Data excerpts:
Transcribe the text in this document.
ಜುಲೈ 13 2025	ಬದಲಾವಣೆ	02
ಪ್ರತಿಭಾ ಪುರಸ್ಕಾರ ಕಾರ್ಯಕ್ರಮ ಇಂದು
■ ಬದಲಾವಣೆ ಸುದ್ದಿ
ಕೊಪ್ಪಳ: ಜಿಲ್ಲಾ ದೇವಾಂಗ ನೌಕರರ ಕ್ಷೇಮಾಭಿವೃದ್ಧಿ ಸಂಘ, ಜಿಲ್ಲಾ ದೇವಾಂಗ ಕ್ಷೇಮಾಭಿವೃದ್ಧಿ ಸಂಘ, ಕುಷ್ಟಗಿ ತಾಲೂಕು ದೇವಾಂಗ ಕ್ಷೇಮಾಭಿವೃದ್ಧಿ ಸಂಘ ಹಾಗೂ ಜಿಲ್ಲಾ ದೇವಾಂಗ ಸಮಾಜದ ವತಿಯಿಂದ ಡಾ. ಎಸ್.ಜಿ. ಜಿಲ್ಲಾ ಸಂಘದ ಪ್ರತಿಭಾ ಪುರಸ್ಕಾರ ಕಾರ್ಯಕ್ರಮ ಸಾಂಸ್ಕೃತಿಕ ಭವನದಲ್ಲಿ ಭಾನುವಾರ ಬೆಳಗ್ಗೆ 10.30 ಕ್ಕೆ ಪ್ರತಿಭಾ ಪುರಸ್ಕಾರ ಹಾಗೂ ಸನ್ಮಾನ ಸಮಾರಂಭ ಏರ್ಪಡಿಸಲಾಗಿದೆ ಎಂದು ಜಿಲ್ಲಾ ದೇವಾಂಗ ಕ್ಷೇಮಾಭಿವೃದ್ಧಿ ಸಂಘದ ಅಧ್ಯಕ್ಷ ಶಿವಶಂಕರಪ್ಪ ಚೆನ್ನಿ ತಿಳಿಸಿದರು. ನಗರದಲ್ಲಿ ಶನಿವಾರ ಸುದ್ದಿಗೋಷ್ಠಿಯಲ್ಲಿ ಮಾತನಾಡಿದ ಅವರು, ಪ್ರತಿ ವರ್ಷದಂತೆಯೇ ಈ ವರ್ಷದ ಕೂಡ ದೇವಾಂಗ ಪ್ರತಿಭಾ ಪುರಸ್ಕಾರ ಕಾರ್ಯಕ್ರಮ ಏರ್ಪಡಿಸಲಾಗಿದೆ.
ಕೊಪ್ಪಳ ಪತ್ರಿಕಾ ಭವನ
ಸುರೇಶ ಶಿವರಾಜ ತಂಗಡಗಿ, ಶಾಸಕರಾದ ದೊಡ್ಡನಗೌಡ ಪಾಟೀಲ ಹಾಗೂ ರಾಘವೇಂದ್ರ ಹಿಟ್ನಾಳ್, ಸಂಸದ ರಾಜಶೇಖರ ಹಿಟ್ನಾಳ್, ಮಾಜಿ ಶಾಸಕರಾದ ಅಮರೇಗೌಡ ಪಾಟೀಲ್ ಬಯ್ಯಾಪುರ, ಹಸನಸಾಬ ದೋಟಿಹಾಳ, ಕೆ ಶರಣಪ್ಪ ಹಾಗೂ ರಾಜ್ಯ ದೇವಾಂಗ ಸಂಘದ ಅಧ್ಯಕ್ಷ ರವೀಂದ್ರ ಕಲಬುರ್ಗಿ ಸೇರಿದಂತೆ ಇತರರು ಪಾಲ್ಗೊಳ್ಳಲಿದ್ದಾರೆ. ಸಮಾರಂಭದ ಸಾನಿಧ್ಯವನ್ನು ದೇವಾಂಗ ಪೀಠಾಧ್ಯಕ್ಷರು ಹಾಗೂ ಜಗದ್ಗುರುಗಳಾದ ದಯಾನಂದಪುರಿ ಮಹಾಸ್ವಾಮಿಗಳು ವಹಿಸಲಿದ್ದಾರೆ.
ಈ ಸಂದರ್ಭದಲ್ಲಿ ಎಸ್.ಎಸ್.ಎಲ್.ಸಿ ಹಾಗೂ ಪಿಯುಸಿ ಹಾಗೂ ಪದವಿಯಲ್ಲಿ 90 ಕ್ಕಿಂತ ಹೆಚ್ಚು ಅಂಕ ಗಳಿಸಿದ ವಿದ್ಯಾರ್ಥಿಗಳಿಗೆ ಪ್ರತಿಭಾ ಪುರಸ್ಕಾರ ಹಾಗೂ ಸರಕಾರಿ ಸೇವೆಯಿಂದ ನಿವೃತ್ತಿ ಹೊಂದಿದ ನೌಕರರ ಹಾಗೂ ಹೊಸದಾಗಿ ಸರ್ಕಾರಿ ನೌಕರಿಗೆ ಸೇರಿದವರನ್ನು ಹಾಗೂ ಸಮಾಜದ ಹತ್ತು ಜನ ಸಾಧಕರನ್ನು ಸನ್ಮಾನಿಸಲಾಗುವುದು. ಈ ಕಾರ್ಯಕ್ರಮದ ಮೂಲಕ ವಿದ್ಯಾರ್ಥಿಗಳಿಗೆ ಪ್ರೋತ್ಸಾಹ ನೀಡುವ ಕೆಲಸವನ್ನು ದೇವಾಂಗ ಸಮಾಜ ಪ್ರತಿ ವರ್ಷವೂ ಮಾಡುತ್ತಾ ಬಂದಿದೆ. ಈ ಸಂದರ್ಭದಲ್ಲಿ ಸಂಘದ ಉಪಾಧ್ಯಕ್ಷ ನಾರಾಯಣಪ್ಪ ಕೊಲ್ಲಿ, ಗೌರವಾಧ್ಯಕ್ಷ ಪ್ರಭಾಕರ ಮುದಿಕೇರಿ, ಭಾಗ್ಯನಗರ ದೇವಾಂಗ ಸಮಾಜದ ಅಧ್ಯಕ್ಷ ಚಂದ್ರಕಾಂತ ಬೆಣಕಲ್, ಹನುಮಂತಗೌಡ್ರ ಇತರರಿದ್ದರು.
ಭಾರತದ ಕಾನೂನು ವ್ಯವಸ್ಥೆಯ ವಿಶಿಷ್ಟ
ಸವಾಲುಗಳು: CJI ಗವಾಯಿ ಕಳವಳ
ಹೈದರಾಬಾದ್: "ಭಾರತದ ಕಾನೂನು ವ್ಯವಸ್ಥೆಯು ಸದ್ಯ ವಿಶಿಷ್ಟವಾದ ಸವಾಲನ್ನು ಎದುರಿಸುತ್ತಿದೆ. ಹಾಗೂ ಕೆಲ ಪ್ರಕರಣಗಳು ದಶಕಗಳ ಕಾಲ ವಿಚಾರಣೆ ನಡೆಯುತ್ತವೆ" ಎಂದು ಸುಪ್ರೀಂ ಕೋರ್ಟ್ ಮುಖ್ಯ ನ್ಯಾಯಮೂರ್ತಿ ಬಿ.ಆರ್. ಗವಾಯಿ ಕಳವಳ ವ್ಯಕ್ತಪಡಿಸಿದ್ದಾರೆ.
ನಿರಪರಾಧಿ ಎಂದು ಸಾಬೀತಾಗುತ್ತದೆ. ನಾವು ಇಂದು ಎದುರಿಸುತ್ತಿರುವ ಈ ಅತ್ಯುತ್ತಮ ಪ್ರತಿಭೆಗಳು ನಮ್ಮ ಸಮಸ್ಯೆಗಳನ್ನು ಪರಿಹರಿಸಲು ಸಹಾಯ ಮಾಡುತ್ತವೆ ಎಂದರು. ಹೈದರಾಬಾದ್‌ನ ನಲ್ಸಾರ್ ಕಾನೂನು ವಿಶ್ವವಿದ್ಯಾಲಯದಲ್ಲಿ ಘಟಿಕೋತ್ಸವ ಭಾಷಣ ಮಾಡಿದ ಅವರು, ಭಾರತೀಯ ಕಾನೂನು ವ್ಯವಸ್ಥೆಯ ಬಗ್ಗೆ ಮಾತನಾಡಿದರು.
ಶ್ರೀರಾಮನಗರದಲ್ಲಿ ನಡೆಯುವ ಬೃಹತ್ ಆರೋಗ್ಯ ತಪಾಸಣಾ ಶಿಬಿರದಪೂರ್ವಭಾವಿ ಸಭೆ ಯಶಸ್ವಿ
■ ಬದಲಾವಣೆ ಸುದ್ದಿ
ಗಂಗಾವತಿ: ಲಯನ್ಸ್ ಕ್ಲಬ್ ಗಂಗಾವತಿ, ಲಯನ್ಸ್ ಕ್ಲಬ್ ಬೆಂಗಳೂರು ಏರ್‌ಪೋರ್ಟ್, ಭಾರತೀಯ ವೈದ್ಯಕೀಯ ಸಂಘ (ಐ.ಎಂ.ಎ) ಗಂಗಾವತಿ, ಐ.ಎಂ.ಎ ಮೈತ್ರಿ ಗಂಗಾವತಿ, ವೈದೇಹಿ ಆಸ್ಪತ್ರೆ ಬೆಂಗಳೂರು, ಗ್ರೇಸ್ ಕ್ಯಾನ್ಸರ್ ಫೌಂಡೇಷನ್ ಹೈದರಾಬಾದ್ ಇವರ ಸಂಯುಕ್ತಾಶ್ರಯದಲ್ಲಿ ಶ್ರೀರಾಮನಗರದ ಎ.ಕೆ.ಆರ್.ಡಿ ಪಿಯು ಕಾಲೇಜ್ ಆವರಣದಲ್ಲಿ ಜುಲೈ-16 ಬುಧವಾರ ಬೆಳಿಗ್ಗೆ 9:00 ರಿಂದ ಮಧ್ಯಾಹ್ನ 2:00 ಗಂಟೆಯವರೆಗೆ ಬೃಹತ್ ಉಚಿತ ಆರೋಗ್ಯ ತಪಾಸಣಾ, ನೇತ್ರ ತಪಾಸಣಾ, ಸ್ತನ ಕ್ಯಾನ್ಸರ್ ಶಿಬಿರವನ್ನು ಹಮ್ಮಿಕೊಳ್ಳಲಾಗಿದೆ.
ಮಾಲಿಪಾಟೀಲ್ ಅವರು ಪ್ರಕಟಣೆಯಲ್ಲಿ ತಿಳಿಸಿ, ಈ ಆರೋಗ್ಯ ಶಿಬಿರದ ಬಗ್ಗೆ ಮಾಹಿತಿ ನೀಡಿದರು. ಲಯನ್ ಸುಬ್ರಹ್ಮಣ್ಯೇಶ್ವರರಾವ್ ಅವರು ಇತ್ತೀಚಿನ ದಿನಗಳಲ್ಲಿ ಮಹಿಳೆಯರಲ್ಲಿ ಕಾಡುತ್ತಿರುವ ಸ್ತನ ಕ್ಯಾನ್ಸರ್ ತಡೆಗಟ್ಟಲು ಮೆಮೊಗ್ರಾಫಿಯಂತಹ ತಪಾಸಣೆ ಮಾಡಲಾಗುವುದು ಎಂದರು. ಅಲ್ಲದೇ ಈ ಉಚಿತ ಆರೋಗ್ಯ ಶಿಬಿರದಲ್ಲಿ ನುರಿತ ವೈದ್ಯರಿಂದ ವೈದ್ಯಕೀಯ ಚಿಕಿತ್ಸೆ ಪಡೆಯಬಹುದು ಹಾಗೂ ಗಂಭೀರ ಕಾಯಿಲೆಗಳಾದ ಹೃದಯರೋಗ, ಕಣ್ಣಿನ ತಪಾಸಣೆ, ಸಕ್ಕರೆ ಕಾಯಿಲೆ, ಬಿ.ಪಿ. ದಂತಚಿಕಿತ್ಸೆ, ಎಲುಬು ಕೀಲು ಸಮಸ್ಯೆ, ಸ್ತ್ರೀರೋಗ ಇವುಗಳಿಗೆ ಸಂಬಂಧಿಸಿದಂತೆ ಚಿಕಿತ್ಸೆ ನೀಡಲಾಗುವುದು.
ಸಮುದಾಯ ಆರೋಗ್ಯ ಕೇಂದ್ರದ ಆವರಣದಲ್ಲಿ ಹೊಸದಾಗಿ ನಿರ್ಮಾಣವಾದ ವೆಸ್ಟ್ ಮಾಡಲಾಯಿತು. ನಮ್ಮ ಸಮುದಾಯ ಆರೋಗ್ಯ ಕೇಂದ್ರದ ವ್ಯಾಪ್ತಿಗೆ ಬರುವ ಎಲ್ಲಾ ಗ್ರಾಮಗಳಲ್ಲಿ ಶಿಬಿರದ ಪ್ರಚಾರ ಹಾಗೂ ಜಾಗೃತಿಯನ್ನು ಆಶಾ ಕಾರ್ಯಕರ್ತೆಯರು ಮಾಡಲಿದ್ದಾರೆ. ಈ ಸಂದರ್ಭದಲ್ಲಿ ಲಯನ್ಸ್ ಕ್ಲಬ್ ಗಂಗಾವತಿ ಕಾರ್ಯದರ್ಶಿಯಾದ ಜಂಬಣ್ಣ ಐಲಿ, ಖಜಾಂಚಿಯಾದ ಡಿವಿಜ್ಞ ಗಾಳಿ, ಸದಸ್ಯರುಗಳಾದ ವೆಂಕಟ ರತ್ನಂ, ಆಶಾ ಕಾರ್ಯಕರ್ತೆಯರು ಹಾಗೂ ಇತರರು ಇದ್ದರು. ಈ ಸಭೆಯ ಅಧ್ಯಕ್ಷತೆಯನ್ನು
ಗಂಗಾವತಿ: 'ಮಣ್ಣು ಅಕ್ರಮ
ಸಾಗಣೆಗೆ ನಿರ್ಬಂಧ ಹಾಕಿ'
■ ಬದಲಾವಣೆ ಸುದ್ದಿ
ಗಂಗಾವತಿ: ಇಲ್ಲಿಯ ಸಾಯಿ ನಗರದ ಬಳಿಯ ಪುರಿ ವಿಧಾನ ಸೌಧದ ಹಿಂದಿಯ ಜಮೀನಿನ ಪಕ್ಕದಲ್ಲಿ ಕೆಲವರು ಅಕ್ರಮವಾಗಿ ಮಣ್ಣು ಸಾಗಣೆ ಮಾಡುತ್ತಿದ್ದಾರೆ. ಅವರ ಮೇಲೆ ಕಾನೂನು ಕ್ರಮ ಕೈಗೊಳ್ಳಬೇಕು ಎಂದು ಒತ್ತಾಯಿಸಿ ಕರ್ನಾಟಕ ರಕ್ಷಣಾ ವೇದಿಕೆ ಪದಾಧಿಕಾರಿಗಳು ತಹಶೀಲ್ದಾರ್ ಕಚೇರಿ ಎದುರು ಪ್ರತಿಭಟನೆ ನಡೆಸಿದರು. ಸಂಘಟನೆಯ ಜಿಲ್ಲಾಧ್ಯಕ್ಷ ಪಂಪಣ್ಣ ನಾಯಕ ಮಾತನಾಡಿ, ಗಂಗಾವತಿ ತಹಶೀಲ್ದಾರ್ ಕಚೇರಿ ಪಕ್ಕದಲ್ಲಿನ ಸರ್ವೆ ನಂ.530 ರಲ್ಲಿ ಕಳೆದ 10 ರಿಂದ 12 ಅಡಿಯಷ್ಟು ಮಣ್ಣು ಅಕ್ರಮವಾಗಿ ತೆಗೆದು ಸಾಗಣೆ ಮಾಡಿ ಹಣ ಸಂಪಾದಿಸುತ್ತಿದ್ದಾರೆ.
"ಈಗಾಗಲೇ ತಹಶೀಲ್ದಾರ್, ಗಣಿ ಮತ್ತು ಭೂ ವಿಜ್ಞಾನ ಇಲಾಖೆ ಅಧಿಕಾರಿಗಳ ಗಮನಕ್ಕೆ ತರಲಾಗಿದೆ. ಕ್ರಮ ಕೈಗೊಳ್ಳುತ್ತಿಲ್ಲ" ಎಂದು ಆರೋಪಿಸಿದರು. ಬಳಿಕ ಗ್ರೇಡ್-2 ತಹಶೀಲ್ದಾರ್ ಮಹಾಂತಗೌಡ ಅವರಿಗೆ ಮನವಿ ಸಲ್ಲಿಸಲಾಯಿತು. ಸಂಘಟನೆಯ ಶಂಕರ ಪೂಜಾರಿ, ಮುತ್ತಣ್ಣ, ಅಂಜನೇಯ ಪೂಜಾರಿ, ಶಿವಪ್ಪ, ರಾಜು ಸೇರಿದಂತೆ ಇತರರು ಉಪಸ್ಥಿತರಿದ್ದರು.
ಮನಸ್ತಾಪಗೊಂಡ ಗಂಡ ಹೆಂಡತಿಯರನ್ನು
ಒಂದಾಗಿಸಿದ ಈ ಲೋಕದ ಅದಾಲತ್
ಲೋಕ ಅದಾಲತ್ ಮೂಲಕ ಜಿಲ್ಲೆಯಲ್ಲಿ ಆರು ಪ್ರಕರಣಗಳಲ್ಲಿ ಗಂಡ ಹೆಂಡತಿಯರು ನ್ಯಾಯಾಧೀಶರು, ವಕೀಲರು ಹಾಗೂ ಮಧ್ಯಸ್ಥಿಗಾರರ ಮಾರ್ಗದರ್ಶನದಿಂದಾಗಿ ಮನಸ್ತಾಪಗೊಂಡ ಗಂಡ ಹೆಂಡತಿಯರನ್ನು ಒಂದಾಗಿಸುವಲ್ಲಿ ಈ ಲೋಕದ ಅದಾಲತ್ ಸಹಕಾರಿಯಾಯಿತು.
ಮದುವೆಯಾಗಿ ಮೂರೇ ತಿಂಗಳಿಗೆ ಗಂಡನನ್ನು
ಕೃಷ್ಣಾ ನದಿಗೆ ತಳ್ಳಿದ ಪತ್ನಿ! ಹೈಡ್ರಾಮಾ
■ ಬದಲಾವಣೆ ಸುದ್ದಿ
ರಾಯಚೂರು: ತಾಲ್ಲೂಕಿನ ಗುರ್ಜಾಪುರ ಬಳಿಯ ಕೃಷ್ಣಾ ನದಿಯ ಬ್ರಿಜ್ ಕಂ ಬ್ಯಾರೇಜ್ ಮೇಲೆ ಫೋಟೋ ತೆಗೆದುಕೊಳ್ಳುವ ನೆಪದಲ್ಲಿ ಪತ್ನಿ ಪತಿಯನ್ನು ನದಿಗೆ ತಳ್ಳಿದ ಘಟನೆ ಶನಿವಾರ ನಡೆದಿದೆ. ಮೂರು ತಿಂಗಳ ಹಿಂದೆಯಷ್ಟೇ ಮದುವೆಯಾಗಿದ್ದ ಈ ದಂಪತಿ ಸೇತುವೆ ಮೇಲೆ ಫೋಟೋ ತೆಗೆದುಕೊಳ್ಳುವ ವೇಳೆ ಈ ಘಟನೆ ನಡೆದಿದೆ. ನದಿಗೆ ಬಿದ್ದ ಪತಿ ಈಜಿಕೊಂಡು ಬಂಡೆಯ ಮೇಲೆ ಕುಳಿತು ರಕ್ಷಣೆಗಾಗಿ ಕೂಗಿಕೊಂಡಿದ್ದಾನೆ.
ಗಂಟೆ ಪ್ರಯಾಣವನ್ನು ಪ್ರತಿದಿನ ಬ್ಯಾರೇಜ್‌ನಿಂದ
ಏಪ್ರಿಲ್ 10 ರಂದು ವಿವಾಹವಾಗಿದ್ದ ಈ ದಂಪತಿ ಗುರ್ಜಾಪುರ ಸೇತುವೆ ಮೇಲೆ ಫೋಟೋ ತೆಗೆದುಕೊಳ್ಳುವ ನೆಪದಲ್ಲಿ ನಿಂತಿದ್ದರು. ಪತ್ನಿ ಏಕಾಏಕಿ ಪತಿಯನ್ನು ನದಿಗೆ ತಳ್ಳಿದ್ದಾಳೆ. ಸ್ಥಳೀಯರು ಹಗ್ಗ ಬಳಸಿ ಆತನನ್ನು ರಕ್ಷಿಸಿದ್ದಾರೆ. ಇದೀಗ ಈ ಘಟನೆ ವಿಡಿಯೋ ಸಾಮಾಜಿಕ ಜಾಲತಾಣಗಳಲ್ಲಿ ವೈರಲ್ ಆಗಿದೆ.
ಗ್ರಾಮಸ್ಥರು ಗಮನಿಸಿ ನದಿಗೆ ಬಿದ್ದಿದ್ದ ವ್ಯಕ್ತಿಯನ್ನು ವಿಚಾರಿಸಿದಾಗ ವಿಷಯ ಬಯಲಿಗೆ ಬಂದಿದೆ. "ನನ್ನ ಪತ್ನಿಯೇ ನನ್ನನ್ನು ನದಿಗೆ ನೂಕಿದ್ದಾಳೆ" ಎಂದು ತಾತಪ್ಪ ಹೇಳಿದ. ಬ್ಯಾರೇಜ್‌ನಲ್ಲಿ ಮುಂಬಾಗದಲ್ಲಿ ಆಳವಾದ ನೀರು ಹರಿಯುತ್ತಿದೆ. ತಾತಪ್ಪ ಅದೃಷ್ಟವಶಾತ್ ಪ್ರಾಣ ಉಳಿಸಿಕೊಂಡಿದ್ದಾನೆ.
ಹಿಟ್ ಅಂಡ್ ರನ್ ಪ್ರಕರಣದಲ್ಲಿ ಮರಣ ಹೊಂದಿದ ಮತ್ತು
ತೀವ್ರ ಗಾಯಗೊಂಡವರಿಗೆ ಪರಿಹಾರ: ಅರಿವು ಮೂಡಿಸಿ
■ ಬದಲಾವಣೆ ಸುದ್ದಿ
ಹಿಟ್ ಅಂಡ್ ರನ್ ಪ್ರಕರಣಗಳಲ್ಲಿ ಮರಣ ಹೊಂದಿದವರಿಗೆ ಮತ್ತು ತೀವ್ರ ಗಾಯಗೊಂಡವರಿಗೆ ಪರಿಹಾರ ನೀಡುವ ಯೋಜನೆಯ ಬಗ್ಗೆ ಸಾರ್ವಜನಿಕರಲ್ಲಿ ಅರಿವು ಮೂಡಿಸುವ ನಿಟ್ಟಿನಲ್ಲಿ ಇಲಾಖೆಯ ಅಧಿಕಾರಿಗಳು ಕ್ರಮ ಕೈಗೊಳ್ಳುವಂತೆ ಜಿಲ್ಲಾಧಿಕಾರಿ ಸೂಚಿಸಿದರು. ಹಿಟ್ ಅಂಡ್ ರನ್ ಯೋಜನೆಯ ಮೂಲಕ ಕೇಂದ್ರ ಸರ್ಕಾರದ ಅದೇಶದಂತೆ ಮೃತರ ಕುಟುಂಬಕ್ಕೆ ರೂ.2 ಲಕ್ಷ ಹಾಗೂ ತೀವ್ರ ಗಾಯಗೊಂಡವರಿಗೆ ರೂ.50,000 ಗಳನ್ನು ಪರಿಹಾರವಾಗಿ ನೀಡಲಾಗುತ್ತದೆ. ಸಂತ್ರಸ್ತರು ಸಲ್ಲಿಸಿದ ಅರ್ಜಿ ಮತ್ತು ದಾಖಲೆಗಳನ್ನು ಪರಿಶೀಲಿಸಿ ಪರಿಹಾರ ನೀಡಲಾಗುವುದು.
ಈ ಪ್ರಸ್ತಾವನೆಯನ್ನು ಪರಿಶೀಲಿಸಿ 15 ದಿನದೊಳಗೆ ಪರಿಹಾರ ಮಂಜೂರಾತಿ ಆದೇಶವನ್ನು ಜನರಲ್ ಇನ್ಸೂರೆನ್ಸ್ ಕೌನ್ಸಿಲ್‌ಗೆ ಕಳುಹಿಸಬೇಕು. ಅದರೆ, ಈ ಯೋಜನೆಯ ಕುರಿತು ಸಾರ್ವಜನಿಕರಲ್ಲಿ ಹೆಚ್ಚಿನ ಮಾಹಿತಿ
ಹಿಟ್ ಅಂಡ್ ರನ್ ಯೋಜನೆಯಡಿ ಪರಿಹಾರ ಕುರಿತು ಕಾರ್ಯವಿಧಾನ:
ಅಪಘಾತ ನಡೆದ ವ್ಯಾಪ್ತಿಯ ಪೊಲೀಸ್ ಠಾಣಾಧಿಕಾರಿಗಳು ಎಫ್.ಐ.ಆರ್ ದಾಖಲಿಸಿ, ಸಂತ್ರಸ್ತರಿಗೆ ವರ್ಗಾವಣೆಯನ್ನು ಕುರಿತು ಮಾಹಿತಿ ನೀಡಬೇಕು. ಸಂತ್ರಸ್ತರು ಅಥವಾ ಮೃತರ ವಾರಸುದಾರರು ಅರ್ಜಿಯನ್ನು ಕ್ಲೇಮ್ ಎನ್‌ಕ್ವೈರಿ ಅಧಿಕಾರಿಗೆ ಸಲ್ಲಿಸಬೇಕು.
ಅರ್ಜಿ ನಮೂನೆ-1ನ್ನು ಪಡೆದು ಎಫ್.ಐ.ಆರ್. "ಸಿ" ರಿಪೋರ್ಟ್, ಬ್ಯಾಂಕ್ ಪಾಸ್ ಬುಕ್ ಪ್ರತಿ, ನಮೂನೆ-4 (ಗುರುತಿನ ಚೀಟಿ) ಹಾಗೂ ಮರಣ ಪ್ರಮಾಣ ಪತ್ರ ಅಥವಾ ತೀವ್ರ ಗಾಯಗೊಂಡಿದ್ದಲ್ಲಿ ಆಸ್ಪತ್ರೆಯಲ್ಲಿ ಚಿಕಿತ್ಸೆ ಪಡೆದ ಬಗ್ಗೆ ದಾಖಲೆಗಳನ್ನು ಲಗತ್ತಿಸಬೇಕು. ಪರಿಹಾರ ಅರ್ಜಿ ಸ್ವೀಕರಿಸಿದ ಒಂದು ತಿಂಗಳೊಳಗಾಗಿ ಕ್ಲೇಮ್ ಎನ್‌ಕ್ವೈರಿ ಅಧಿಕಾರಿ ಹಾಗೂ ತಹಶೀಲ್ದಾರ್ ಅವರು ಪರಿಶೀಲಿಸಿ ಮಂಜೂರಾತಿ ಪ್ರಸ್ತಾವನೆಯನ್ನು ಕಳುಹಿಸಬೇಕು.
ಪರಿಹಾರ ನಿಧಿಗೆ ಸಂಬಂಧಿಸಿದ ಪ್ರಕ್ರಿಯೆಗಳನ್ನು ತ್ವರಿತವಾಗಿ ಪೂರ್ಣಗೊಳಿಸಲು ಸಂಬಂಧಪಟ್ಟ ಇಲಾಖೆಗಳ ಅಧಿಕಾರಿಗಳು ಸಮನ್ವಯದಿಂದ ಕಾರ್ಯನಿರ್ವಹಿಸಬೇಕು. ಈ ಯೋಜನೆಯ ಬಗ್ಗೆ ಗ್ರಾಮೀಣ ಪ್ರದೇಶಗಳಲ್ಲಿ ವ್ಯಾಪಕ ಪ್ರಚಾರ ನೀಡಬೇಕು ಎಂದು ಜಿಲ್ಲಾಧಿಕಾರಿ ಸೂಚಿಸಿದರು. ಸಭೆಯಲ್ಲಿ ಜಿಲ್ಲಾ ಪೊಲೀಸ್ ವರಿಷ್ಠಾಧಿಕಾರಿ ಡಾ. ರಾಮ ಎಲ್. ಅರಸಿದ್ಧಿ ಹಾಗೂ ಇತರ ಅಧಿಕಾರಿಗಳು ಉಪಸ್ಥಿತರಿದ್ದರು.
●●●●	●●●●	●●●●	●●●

#### TASK PROMPT
Return only those lines of the records that contain the string "ರಕರಣಗಳಲ".

#### OUTPUT
ಲೋಕ ಅದಾಲತ್ ಮೂಲಕ ಜಿಲ್ಲೆಯಲ್ಲಿ ಆರು ಪ್ರಕರಣಗಳಲ್ಲಿ ಗಂಡ ಹೆಂಡತಿಯರು ನ್ಯಾಯಾಧೀಶರು, ವಕೀಲರು ಹಾಗೂ ಮಧ್ಯಸ್ಥಿಗಾರರ ಮಾರ್ಗದರ್ಶನದಿಂದಾಗಿ ಮನಸ್ತಾಪಗೊಂಡ ಗಂಡ ಹೆಂಡತಿಯರನ್ನು ಒಂದಾಗಿಸುವಲ್ಲಿ ಈ ಲೋಕದ ಅದಾಲತ್ ಸಹಕಾರಿಯಾಯಿತು.
ಹಿಟ್ ಅಂಡ್ ರನ್ ಪ್ರಕರಣಗಳಲ್ಲಿ ಮರಣ ಹೊಂದಿದವರಿಗೆ ಮತ್ತು ತೀವ್ರ ಗಾಯಗೊಂಡವರಿಗೆ ಪರಿಹಾರ ನೀಡುವ ಯೋಜನೆಯ ಬಗ್ಗೆ ಸಾರ್ವಜನಿಕರಲ್ಲಿ ಅರಿವು ಮೂಡಿಸುವ ನಿಟ್ಟಿನಲ್ಲಿ ಇಲಾಖೆಯ ಅಧಿಕಾರಿಗಳು ಕ್ರಮ ಕೈಗೊಳ್ಳುವಂತೆ ಜಿಲ್ಲಾಧಿಕಾರಿ ಸೂಚಿಸಿದರು. ಹಿಟ್ ಅಂಡ್ ರನ್ ಯೋಜನೆಯ ಮೂಲಕ ಕೇಂದ್ರ ಸರ್ಕಾರದ ಅದೇಶದಂತೆ ಮೃತರ ಕುಟುಂಬಕ್ಕೆ ರೂ.2 ಲಕ್ಷ ಹಾಗೂ ತೀವ್ರ ಗಾಯಗೊಂಡವರಿಗೆ ರೂ.50,000 ಗಳನ್ನು ಪರಿಹಾರವಾಗಿ ನೀಡಲಾಗುತ್ತದೆ. ಸಂತ್ರಸ್ತರು ಸಲ್ಲಿಸಿದ ಅರ್ಜಿ ಮತ್ತು ದಾಖಲೆಗಳನ್ನು ಪರಿಶೀಲಿಸಿ ಪರಿಹಾರ ನೀಡಲಾಗುವುದು.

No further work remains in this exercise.